* START *
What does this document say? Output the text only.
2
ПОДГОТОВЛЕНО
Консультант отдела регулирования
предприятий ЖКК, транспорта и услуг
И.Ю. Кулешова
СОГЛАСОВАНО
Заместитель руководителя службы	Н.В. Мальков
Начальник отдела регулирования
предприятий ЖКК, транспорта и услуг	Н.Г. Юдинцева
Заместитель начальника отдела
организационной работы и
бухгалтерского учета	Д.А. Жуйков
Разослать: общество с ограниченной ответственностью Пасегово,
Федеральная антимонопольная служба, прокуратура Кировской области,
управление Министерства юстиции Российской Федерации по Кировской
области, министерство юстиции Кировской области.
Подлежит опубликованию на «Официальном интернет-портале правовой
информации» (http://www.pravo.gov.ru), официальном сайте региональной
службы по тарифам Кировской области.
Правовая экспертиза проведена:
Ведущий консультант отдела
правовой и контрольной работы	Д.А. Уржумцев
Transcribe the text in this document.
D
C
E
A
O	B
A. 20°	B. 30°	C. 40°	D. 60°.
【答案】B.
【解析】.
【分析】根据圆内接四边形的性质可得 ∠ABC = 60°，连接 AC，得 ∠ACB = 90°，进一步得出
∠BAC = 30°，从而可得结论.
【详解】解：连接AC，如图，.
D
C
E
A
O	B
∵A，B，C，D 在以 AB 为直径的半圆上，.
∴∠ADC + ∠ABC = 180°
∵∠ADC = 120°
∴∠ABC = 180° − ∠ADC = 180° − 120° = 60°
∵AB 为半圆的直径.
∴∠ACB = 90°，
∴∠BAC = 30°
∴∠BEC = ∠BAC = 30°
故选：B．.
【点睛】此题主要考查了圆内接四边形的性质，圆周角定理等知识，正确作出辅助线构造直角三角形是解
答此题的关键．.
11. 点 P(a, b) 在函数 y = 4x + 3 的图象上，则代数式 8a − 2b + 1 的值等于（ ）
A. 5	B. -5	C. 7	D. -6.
* END *
▸ STATED TASK: From the records above, extract every line exactly as it stands.

▸ WRITTEN REPLY:
What does this document say? Output the text only.
2
ПОДГОТОВЛЕНО
Консультант отдела регулирования
предприятий ЖКК, транспорта и услуг
И.Ю. Кулешова
СОГЛАСОВАНО
Заместитель руководителя службы	Н.В. Мальков
Начальник отдела регулирования
предприятий ЖКК, транспорта и услуг	Н.Г. Юдинцева
Заместитель начальника отдела
организационной работы и
бухгалтерского учета	Д.А. Жуйков
Разослать: общество с ограниченной ответственностью Пасегово,
Федеральная антимонопольная служба, прокуратура Кировской области,
управление Министерства юстиции Российской Федерации по Кировской
области, министерство юстиции Кировской области.
Подлежит опубликованию на «Официальном интернет-портале правовой
информации» (http://www.pravo.gov.ru), официальном сайте региональной
службы по тарифам Кировской области.
Правовая экспертиза проведена:
Ведущий консультант отдела
правовой и контрольной работы	Д.А. Уржумцев
Transcribe the text in this document.
D
C
E
A
O	B
A. 20°	B. 30°	C. 40°	D. 60°.
【答案】B.
【解析】.
【分析】根据圆内接四边形的性质可得 ∠ABC = 60°，连接 AC，得 ∠ACB = 90°，进一步得出
∠BAC = 30°，从而可得结论.
【详解】解：连接AC，如图，.
D
C
E
A
O	B
∵A，B，C，D 在以 AB 为直径的半圆上，.
∴∠ADC + ∠ABC = 180°
∵∠ADC = 120°
∴∠ABC = 180° − ∠ADC = 180° − 120° = 60°
∵AB 为半圆的直径.
∴∠ACB = 90°，
∴∠BAC = 30°
∴∠BEC = ∠BAC = 30°
故选：B．.
【点睛】此题主要考查了圆内接四边形的性质，圆周角定理等知识，正确作出辅助线构造直角三角形是解
答此题的关键．.
11. 点 P(a, b) 在函数 y = 4x + 3 的图象上，则代数式 8a − 2b + 1 的值等于（ ）
A. 5	B. -5	C. 7	D. -6.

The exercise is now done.